Every entry must be given again exactly.

### RECORDS SHOWN
....................
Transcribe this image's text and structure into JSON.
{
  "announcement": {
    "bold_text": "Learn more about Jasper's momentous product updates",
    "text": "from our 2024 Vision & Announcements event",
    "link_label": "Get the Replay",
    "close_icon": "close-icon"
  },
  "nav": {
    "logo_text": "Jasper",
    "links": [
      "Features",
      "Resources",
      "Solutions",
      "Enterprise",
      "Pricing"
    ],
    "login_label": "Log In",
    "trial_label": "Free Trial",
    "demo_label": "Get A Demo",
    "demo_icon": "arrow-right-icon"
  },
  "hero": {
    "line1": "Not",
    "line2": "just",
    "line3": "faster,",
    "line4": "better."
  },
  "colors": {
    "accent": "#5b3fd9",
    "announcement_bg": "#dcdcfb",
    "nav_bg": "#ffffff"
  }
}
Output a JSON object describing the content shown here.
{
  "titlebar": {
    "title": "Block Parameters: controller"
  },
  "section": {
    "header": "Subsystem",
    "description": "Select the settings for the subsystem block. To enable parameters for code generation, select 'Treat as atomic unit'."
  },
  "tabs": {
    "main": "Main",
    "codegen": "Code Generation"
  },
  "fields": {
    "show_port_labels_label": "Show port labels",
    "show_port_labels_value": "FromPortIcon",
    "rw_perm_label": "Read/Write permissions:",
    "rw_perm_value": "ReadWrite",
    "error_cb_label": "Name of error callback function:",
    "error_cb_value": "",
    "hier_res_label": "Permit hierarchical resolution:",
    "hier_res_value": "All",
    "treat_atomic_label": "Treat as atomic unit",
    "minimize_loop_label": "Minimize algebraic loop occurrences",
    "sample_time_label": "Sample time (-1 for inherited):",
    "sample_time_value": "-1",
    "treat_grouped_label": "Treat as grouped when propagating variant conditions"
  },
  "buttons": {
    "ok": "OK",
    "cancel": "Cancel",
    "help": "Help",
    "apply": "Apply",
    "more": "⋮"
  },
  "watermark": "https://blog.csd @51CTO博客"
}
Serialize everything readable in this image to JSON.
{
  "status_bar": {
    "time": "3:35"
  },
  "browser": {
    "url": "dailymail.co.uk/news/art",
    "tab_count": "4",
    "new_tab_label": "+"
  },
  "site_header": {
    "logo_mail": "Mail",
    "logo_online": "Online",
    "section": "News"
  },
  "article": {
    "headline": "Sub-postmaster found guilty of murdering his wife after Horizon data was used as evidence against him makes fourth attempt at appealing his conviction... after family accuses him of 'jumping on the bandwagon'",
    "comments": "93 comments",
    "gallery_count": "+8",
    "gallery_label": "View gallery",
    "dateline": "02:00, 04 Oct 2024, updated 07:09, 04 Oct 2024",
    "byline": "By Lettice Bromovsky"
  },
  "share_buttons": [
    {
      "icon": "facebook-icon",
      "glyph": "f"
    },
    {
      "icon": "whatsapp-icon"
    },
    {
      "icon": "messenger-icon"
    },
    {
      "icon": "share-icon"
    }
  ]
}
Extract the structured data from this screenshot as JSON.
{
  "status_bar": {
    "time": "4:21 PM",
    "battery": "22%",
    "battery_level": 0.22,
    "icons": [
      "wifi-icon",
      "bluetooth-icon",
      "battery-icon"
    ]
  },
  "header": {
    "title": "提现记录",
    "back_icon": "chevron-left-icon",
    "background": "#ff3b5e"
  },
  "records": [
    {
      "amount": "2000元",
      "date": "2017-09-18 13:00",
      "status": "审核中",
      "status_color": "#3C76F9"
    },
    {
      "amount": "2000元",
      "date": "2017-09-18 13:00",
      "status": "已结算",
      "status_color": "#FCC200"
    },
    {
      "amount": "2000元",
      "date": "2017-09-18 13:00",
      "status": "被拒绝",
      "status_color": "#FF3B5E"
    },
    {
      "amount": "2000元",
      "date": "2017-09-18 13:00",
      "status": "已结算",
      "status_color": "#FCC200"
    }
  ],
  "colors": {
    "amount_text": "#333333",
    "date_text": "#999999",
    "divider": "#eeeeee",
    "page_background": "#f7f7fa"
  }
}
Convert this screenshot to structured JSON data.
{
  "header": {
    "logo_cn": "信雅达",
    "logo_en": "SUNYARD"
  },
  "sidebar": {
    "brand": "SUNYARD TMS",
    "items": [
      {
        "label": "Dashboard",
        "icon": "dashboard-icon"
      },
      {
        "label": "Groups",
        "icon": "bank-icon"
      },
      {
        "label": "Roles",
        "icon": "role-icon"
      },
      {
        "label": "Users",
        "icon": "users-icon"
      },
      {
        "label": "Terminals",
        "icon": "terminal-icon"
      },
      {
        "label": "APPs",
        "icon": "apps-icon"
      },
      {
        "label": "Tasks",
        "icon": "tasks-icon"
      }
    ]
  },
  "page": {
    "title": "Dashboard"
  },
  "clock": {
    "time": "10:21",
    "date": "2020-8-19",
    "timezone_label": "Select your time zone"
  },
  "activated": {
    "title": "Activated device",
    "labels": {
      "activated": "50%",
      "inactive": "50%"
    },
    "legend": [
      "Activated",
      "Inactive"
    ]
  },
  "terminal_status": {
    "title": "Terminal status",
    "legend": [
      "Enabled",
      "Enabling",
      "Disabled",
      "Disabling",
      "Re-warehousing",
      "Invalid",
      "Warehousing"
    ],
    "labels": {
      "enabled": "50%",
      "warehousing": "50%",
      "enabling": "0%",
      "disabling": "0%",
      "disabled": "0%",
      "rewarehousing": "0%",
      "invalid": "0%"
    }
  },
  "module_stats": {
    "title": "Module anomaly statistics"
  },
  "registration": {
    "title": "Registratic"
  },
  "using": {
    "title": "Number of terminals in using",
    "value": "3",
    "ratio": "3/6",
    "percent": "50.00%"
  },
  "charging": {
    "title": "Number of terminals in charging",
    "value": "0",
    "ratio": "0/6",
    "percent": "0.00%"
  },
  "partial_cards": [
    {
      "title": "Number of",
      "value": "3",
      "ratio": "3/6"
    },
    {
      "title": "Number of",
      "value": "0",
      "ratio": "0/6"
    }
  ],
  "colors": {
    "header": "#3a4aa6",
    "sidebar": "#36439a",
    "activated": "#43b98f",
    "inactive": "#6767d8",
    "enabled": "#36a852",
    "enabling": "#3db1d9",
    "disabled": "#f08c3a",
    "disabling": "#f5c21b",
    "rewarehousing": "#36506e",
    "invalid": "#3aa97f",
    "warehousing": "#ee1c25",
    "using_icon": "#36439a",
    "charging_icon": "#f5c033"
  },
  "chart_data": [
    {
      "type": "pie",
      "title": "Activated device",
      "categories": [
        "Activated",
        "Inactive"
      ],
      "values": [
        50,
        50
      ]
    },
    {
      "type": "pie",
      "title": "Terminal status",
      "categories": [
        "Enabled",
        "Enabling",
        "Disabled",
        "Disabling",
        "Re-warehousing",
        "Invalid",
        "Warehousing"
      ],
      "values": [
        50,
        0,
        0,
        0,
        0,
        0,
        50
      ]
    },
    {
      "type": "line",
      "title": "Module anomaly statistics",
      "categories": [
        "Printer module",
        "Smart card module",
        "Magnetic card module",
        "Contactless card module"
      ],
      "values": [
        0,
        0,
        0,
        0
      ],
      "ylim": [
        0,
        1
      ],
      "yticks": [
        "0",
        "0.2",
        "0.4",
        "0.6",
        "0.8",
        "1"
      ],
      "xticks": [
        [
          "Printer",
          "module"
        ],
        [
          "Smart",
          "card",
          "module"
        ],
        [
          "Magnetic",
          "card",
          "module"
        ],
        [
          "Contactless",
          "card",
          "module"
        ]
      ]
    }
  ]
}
....................
### SOLUTION FOR THIS EXERCISE
Transcribe this image's text and structure into JSON.
{
  "announcement": {
    "bold_text": "Learn more about Jasper's momentous product updates",
    "text": "from our 2024 Vision & Announcements event",
    "link_label": "Get the Replay",
    "close_icon": "close-icon"
  },
  "nav": {
    "logo_text": "Jasper",
    "links": [
      "Features",
      "Resources",
      "Solutions",
      "Enterprise",
      "Pricing"
    ],
    "login_label": "Log In",
    "trial_label": "Free Trial",
    "demo_label": "Get A Demo",
    "demo_icon": "arrow-right-icon"
  },
  "hero": {
    "line1": "Not",
    "line2": "just",
    "line3": "faster,",
    "line4": "better."
  },
  "colors": {
    "accent": "#5b3fd9",
    "announcement_bg": "#dcdcfb",
    "nav_bg": "#ffffff"
  }
}
Output a JSON object describing the content shown here.
{
  "titlebar": {
    "title": "Block Parameters: controller"
  },
  "section": {
    "header": "Subsystem",
    "description": "Select the settings for the subsystem block. To enable parameters for code generation, select 'Treat as atomic unit'."
  },
  "tabs": {
    "main": "Main",
    "codegen": "Code Generation"
  },
  "fields": {
    "show_port_labels_label": "Show port labels",
    "show_port_labels_value": "FromPortIcon",
    "rw_perm_label": "Read/Write permissions:",
    "rw_perm_value": "ReadWrite",
    "error_cb_label": "Name of error callback function:",
    "error_cb_value": "",
    "hier_res_label": "Permit hierarchical resolution:",
    "hier_res_value": "All",
    "treat_atomic_label": "Treat as atomic unit",
    "minimize_loop_label": "Minimize algebraic loop occurrences",
    "sample_time_label": "Sample time (-1 for inherited):",
    "sample_time_value": "-1",
    "treat_grouped_label": "Treat as grouped when propagating variant conditions"
  },
  "buttons": {
    "ok": "OK",
    "cancel": "Cancel",
    "help": "Help",
    "apply": "Apply",
    "more": "⋮"
  },
  "watermark": "https://blog.csd @51CTO博客"
}
Serialize everything readable in this image to JSON.
{
  "status_bar": {
    "time": "3:35"
  },
  "browser": {
    "url": "dailymail.co.uk/news/art",
    "tab_count": "4",
    "new_tab_label": "+"
  },
  "site_header": {
    "logo_mail": "Mail",
    "logo_online": "Online",
    "section": "News"
  },
  "article": {
    "headline": "Sub-postmaster found guilty of murdering his wife after Horizon data was used as evidence against him makes fourth attempt at appealing his conviction... after family accuses him of 'jumping on the bandwagon'",
    "comments": "93 comments",
    "gallery_count": "+8",
    "gallery_label": "View gallery",
    "dateline": "02:00, 04 Oct 2024, updated 07:09, 04 Oct 2024",
    "byline": "By Lettice Bromovsky"
  },
  "share_buttons": [
    {
      "icon": "facebook-icon",
      "glyph": "f"
    },
    {
      "icon": "whatsapp-icon"
    },
    {
      "icon": "messenger-icon"
    },
    {
      "icon": "share-icon"
    }
  ]
}
Extract the structured data from this screenshot as JSON.
{
  "status_bar": {
    "time": "4:21 PM",
    "battery": "22%",
    "battery_level": 0.22,
    "icons": [
      "wifi-icon",
      "bluetooth-icon",
      "battery-icon"
    ]
  },
  "header": {
    "title": "提现记录",
    "back_icon": "chevron-left-icon",
    "background": "#ff3b5e"
  },
  "records": [
    {
      "amount": "2000元",
      "date": "2017-09-18 13:00",
      "status": "审核中",
      "status_color": "#3C76F9"
    },
    {
      "amount": "2000元",
      "date": "2017-09-18 13:00",
      "status": "已结算",
      "status_color": "#FCC200"
    },
    {
      "amount": "2000元",
      "date": "2017-09-18 13:00",
      "status": "被拒绝",
      "status_color": "#FF3B5E"
    },
    {
      "amount": "2000元",
      "date": "2017-09-18 13:00",
      "status": "已结算",
      "status_color": "#FCC200"
    }
  ],
  "colors": {
    "amount_text": "#333333",
    "date_text": "#999999",
    "divider": "#eeeeee",
    "page_background": "#f7f7fa"
  }
}
Convert this screenshot to structured JSON data.
{
  "header": {
    "logo_cn": "信雅达",
    "logo_en": "SUNYARD"
  },
  "sidebar": {
    "brand": "SUNYARD TMS",
    "items": [
      {
        "label": "Dashboard",
        "icon": "dashboard-icon"
      },
      {
        "label": "Groups",
        "icon": "bank-icon"
      },
      {
        "label": "Roles",
        "icon": "role-icon"
      },
      {
        "label": "Users",
        "icon": "users-icon"
      },
      {
        "label": "Terminals",
        "icon": "terminal-icon"
      },
      {
        "label": "APPs",
        "icon": "apps-icon"
      },
      {
        "label": "Tasks",
        "icon": "tasks-icon"
      }
    ]
  },
  "page": {
    "title": "Dashboard"
  },
  "clock": {
    "time": "10:21",
    "date": "2020-8-19",
    "timezone_label": "Select your time zone"
  },
  "activated": {
    "title": "Activated device",
    "labels": {
      "activated": "50%",
      "inactive": "50%"
    },
    "legend": [
      "Activated",
      "Inactive"
    ]
  },
  "terminal_status": {
    "title": "Terminal status",
    "legend": [
      "Enabled",
      "Enabling",
      "Disabled",
      "Disabling",
      "Re-warehousing",
      "Invalid",
      "Warehousing"
    ],
    "labels": {
      "enabled": "50%",
      "warehousing": "50%",
      "enabling": "0%",
      "disabling": "0%",
      "disabled": "0%",
      "rewarehousing": "0%",
      "invalid": "0%"
    }
  },
  "module_stats": {
    "title": "Module anomaly statistics"
  },
  "registration": {
    "title": "Registratic"
  },
  "using": {
    "title": "Number of terminals in using",
    "value": "3",
    "ratio": "3/6",
    "percent": "50.00%"
  },
  "charging": {
    "title": "Number of terminals in charging",
    "value": "0",
    "ratio": "0/6",
    "percent": "0.00%"
  },
  "partial_cards": [
    {
      "title": "Number of",
      "value": "3",
      "ratio": "3/6"
    },
    {
      "title": "Number of",
      "value": "0",
      "ratio": "0/6"
    }
  ],
  "colors": {
    "header": "#3a4aa6",
    "sidebar": "#36439a",
    "activated": "#43b98f",
    "inactive": "#6767d8",
    "enabled": "#36a852",
    "enabling": "#3db1d9",
    "disabled": "#f08c3a",
    "disabling": "#f5c21b",
    "rewarehousing": "#36506e",
    "invalid": "#3aa97f",
    "warehousing": "#ee1c25",
    "using_icon": "#36439a",
    "charging_icon": "#f5c033"
  },
  "chart_data": [
    {
      "type": "pie",
      "title": "Activated device",
      "categories": [
        "Activated",
        "Inactive"
      ],
      "values": [
        50,
        50
      ]
    },
    {
      "type": "pie",
      "title": "Terminal status",
      "categories": [
        "Enabled",
        "Enabling",
        "Disabled",
        "Disabling",
        "Re-warehousing",
        "Invalid",
        "Warehousing"
      ],
      "values": [
        50,
        0,
        0,
        0,
        0,
        0,
        50
      ]
    },
    {
      "type": "line",
      "title": "Module anomaly statistics",
      "categories": [
        "Printer module",
        "Smart card module",
        "Magnetic card module",
        "Contactless card module"
      ],
      "values": [
        0,
        0,
        0,
        0
      ],
      "ylim": [
        0,
        1
      ],
      "yticks": [
        "0",
        "0.2",
        "0.4",
        "0.6",
        "0.8",
        "1"
      ],
      "xticks": [
        [
          "Printer",
          "module"
        ],
        [
          "Smart",
          "card",
          "module"
        ],
        [
          "Magnetic",
          "card",
          "module"
        ],
        [
          "Contactless",
          "card",
          "module"
        ]
      ]
    }
  ]
}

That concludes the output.